(Extracted data entries)
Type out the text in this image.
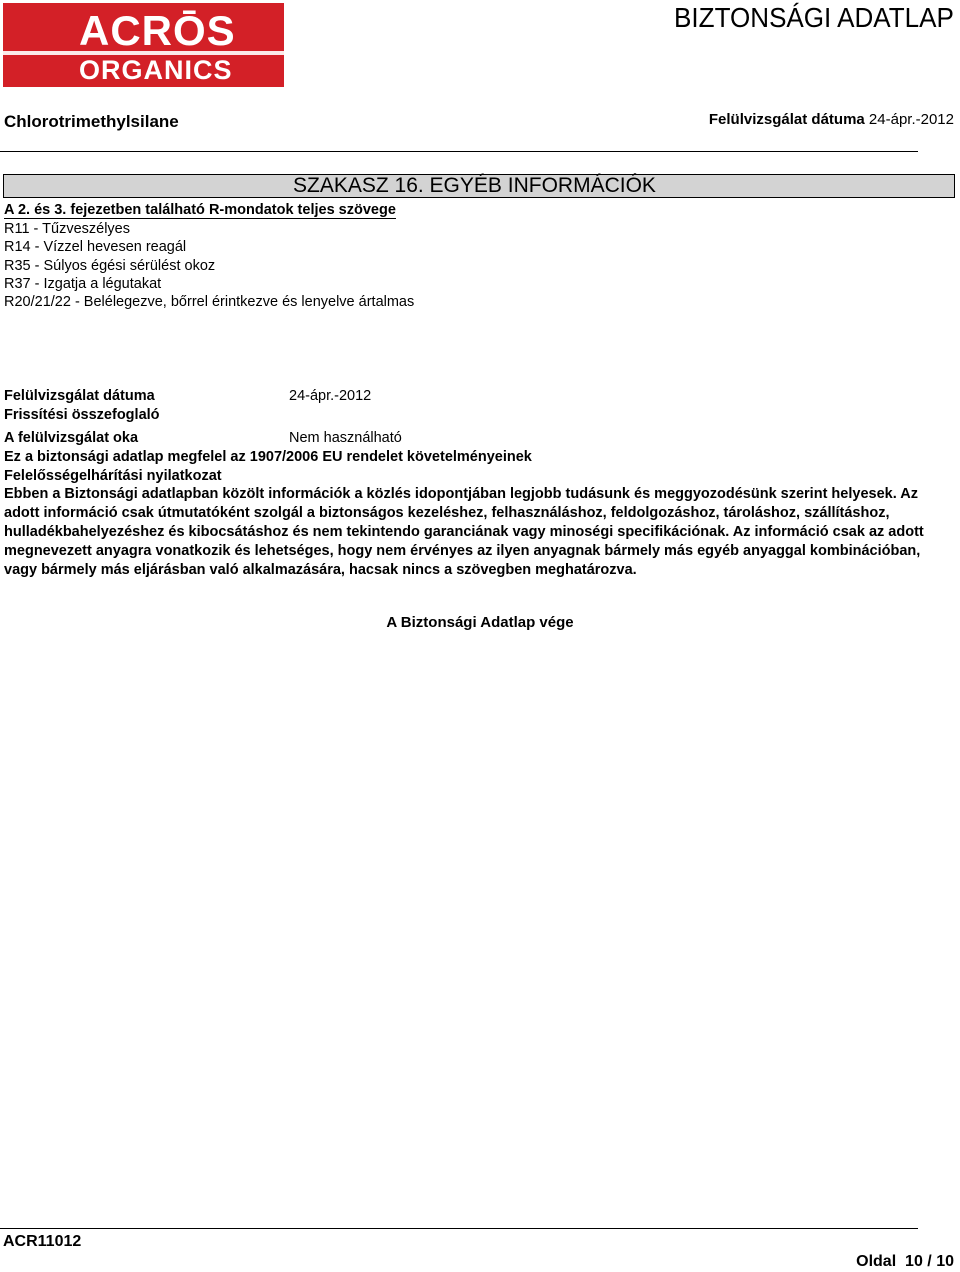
ACRŌS
ORGANICS
BIZTONSÁGI ADATLAP
Chlorotrimethylsilane	Felülvizsgálat dátuma 24-ápr.-2012
SZAKASZ 16. EGYÉB INFORMÁCIÓK
A 2. és 3. fejezetben található R-mondatok teljes szövege
R11 - Tűzveszélyes
R14 - Vízzel hevesen reagál
R35 - Súlyos égési sérülést okoz
R37 - Izgatja a légutakat
R20/21/22 - Belélegezve, bőrrel érintkezve és lenyelve ártalmas
Felülvizsgálat dátuma	24-ápr.-2012
Frissítési összefoglaló
A felülvizsgálat oka	Nem használható
Ez a biztonsági adatlap megfelel az 1907/2006 EU rendelet követelményeinek
Felelősségelhárítási nyilatkozat
Ebben a Biztonsági adatlapban közölt információk a közlés idopontjában legjobb tudásunk és meggyozodésünk szerint helyesek. Az adott információ csak útmutatóként szolgál a biztonságos kezeléshez, felhasználáshoz, feldolgozáshoz, tároláshoz, szállításhoz, hulladékbahelyezéshez és kibocsátáshoz és nem tekintendo garanciának vagy minoségi specifikációnak. Az információ csak az adott megnevezett anyagra vonatkozik és lehetséges, hogy nem érvényes az ilyen anyagnak bármely más egyéb anyaggal kombinációban, vagy bármely más eljárásban való alkalmazására, hacsak nincs a szövegben meghatározva.
A Biztonsági Adatlap vége
ACR11012
Oldal 10 / 10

> _TASK_: Count the lines in the records above that contain the word "dátuma", and give only the number.

> _TASK OUTPUT_: 2